*Tasks to carry out*
1. Using the passage on the EvalU function, decide whether each statement agrees with it: (a) the symbols in the input data range are case sensitive; (b) symbols in the input range that the function does not use cause an error; (c) the steel reinforcement is assumed to be below its yield stress. Answer yes or no for each, quoting the words of the passage that decide it.
2. In the passage on the EvalU function, what value is calculated for the depth of the NA, x?
3. Take the passage on the EvalU function further, picking up after its final sentence.

*Document section*
#####
The highlighted cell,  J12, illustrates the use of the EvalU function to evaluate the simple function entered in  H12:

  • Input is the function to be evaluated (H12), the input data range (D11:F12), and the output units (K12).
  • The input data range is a 3 column range listing all symbols used in the function, their values, and their units.
  • The input data must be a continuous range, with text in every row of the first column, but any symbols not used in the function will be ignored.
  • Unlike Excel range names, the symbols are case sensitive.
  • The value of pi could be entered as input data, but as pi() is a built in Excel function it may be included in the function in Excel format, i.e. including the ().

The first example finds the depth of the NA under ultimate loads, for the axial load specified in cell E20, assuming a rectangular concrete stress block with constant stress alpha * f’c and depth gamma * x, where:

  • alpha and gamma are code specified constants
  • f’c is the specified concrete compressive strenth
  • x is the depth of the NA (to be determined)

The steel reinforcement is assumed to be yielded, with a stress equal to the specified yield stress.

The depth of the NA, x, is then given by the expression in D34, with the EvalU function in D36:

The calculated value of x (108.8 mm) is checked to ensure that the nett reaction force is equal to the applied load (1000 kN), and the steel strain is checked to ensure that it is greater than the steel yield strain.
#####
*Collected data entries*
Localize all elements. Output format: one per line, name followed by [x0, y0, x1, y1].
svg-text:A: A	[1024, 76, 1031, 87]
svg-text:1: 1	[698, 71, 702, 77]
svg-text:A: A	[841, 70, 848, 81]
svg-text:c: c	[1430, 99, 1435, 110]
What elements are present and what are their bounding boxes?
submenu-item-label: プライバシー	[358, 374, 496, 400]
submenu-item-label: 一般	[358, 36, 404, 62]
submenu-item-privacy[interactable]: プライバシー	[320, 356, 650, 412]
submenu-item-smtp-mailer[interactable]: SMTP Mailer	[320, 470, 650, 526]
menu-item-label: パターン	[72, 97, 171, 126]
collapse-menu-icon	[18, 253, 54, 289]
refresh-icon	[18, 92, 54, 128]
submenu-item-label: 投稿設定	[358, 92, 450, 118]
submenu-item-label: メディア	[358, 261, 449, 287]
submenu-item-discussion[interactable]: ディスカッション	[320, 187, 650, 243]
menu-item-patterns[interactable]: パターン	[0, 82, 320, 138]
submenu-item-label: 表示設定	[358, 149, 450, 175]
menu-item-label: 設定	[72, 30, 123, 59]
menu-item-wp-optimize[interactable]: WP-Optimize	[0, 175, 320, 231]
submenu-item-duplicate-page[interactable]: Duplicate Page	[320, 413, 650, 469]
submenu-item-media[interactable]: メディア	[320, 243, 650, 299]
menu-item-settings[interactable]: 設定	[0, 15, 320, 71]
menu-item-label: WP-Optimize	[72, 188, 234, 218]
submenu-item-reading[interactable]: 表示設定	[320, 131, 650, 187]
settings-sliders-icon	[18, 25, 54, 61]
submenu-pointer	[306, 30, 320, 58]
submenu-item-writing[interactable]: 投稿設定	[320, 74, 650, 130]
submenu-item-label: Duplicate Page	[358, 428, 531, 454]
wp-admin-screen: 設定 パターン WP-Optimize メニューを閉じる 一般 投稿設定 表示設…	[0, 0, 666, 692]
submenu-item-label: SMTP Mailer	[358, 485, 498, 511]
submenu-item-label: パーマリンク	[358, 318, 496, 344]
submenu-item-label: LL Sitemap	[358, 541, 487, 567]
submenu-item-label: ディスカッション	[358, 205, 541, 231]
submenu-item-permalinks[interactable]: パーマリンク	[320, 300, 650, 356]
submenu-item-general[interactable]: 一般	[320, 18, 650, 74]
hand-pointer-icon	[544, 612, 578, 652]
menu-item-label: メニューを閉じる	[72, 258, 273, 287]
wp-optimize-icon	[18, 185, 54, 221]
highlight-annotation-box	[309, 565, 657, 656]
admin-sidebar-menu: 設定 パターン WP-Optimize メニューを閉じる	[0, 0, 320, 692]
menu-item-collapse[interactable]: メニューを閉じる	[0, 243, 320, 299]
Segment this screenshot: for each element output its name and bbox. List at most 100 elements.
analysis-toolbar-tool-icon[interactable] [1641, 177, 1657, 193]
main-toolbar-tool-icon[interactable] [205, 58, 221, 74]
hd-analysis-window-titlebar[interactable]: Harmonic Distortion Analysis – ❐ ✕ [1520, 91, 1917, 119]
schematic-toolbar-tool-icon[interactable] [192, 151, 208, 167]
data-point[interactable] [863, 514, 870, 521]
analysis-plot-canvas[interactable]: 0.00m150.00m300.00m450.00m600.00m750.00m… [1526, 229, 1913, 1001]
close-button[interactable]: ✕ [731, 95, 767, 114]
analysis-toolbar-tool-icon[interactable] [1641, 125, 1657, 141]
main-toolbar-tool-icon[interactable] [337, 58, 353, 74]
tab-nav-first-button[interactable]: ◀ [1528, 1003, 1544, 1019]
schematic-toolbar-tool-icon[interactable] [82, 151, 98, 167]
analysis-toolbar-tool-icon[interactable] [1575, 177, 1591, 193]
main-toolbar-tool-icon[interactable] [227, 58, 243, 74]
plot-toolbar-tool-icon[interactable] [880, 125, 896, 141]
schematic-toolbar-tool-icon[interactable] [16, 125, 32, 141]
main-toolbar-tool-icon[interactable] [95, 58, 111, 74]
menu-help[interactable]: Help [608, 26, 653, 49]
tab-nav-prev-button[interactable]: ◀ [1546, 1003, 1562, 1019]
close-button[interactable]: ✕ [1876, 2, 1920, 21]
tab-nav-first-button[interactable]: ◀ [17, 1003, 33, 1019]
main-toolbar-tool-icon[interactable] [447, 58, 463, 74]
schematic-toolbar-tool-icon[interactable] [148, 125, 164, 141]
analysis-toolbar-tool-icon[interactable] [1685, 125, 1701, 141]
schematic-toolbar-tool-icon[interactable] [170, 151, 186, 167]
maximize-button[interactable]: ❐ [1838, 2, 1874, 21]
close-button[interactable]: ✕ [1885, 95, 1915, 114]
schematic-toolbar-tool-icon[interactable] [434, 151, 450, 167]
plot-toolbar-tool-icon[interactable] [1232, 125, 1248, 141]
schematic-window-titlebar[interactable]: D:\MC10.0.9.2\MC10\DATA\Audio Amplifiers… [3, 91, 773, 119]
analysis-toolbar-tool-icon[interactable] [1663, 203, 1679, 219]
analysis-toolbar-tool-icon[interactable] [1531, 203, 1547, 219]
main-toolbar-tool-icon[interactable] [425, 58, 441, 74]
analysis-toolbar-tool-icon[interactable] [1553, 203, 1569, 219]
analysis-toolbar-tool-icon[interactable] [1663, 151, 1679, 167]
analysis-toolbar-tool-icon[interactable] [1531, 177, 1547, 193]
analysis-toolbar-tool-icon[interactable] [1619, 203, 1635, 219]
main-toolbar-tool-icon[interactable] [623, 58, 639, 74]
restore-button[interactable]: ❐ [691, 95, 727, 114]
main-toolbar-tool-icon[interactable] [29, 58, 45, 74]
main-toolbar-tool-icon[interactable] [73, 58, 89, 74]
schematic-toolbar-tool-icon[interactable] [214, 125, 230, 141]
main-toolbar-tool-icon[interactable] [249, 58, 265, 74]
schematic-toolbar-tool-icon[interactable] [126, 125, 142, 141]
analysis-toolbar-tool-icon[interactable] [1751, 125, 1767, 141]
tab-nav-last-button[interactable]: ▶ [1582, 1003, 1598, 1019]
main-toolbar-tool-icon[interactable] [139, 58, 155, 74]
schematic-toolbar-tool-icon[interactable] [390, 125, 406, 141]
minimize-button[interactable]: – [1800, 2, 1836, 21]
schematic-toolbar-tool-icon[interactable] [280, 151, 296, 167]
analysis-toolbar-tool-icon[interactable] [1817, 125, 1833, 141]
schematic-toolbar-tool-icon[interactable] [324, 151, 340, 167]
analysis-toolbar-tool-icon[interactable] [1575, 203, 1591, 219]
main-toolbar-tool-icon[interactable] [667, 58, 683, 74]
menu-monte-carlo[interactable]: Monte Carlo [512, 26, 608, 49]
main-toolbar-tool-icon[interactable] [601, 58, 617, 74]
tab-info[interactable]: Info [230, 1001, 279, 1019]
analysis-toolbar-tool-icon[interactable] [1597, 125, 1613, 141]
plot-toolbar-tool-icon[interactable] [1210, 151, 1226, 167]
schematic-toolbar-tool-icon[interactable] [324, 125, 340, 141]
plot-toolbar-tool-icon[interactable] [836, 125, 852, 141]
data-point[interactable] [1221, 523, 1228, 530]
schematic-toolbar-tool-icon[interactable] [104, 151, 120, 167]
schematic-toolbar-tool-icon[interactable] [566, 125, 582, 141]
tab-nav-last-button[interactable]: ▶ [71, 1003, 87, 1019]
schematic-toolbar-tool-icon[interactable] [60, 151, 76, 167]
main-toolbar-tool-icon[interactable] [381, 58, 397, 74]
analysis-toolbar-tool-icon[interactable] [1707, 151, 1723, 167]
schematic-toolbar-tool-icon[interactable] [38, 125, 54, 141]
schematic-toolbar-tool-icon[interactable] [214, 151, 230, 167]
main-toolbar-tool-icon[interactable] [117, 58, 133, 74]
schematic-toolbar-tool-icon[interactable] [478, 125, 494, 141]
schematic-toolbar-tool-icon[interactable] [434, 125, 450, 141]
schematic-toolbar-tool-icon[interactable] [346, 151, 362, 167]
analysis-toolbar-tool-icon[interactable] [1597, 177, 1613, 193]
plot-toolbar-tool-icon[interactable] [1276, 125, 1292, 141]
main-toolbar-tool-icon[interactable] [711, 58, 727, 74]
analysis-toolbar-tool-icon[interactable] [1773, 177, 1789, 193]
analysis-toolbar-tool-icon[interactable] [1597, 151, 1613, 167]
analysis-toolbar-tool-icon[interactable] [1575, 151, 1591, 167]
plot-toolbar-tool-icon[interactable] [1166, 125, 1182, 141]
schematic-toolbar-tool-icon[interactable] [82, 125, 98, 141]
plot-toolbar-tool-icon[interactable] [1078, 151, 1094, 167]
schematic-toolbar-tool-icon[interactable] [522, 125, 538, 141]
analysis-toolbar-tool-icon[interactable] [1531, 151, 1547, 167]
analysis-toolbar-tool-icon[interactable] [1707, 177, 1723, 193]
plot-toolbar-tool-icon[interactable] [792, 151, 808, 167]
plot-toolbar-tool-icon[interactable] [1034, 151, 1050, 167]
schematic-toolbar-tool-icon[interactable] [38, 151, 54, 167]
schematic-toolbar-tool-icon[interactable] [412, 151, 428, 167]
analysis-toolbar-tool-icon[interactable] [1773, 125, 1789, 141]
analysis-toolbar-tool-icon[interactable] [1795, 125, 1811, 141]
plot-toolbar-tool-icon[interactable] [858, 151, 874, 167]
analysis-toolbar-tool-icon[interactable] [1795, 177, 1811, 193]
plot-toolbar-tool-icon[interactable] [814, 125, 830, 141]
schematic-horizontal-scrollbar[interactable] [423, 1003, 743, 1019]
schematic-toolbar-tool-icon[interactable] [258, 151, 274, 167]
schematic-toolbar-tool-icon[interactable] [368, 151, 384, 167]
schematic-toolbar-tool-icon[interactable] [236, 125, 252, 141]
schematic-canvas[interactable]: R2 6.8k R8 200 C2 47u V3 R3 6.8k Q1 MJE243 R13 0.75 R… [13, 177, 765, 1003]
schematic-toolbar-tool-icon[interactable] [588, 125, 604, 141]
#####
*Answers given*
1.
(a) Yes: "Unlike Excel range names, the symbols are case sensitive."
(b) No: "any symbols not used in the function will be ignored."
(c) No: "The steel reinforcement is assumed to be yielded, with a stress equal to the specified yield stress."

2. 108.8 mm

3.
If the applied axial load is increased, the depth of the NA increases, and the strain in the reinforcement reduces so that at some point the steel strain will move into the elastic region, and the steel stress will depend on the depth of the NA, x:

steel stress, fst =  epsc * (Dt-x)/x * Est
epsc = maximum concrete compressive strain
Dt = depyh of reinforcement from the compressive face
Est = steel Young’s Modulus

Equating the sum of concrete and steel forces to the applied load yields the quadratic equation for x, shown in bold below:

Solving this equation for the positive x value finds the depth of the neutral axis, which is checked above to ensure that the sum of the reaction forces is equal to the applied load, and the steel stress is less than the yield stress.

Note that the b coefficient of the quadratic equation includes the value of the increased axial load.  The Evalu function has been modified to allow an optional additional range of input data; for example b is given by: =EvalU(C58,$D$6:$F$19,G58,$C$54:$E$54)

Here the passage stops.